### Short task
Every entry needs to be printed exactly, please.

### Exercise input
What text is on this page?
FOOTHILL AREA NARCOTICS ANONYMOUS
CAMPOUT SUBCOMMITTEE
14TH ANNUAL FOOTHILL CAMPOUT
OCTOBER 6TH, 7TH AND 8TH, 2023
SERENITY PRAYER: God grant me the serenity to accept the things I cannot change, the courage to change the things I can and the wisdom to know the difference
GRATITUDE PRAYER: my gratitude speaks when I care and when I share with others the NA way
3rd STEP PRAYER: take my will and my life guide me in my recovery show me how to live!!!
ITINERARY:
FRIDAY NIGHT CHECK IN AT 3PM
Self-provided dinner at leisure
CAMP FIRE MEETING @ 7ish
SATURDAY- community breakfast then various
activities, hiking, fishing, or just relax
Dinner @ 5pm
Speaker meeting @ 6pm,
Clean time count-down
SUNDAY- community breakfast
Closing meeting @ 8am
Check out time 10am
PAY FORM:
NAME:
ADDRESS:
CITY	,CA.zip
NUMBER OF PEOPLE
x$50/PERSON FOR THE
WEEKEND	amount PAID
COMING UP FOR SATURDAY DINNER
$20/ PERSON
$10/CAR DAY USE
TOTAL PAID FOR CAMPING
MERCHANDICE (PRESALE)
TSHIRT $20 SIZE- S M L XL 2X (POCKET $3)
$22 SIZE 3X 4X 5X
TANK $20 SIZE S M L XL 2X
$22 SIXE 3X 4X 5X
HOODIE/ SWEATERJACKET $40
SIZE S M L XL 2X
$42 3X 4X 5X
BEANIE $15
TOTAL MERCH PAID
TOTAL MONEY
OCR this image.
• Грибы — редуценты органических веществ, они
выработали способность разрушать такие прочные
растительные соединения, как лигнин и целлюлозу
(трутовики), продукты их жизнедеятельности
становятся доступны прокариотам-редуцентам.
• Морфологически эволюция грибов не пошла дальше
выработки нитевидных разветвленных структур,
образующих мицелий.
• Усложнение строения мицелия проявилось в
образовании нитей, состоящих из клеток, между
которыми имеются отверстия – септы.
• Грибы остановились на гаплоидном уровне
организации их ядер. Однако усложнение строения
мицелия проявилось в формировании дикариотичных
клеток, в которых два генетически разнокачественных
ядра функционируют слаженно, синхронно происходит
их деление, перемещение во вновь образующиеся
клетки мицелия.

### Completed task
What text is on this page?
FOOTHILL AREA NARCOTICS ANONYMOUS
CAMPOUT SUBCOMMITTEE
14TH ANNUAL FOOTHILL CAMPOUT
OCTOBER 6TH, 7TH AND 8TH, 2023
SERENITY PRAYER: God grant me the serenity to accept the things I cannot change, the courage to change the things I can and the wisdom to know the difference
GRATITUDE PRAYER: my gratitude speaks when I care and when I share with others the NA way
3rd STEP PRAYER: take my will and my life guide me in my recovery show me how to live!!!
ITINERARY:
FRIDAY NIGHT CHECK IN AT 3PM
Self-provided dinner at leisure
CAMP FIRE MEETING @ 7ish
SATURDAY- community breakfast then various
activities, hiking, fishing, or just relax
Dinner @ 5pm
Speaker meeting @ 6pm,
Clean time count-down
SUNDAY- community breakfast
Closing meeting @ 8am
Check out time 10am
PAY FORM:
NAME:
ADDRESS:
CITY	,CA.zip
NUMBER OF PEOPLE
x$50/PERSON FOR THE
WEEKEND	amount PAID
COMING UP FOR SATURDAY DINNER
$20/ PERSON
$10/CAR DAY USE
TOTAL PAID FOR CAMPING
MERCHANDICE (PRESALE)
TSHIRT $20 SIZE- S M L XL 2X (POCKET $3)
$22 SIZE 3X 4X 5X
TANK $20 SIZE S M L XL 2X
$22 SIXE 3X 4X 5X
HOODIE/ SWEATERJACKET $40
SIZE S M L XL 2X
$42 3X 4X 5X
BEANIE $15
TOTAL MERCH PAID
TOTAL MONEY
OCR this image.
• Грибы — редуценты органических веществ, они
выработали способность разрушать такие прочные
растительные соединения, как лигнин и целлюлозу
(трутовики), продукты их жизнедеятельности
становятся доступны прокариотам-редуцентам.
• Морфологически эволюция грибов не пошла дальше
выработки нитевидных разветвленных структур,
образующих мицелий.
• Усложнение строения мицелия проявилось в
образовании нитей, состоящих из клеток, между
которыми имеются отверстия – септы.
• Грибы остановились на гаплоидном уровне
организации их ядер. Однако усложнение строения
мицелия проявилось в формировании дикариотичных
клеток, в которых два генетически разнокачественных
ядра функционируют слаженно, синхронно происходит
их деление, перемещение во вновь образующиеся
клетки мицелия.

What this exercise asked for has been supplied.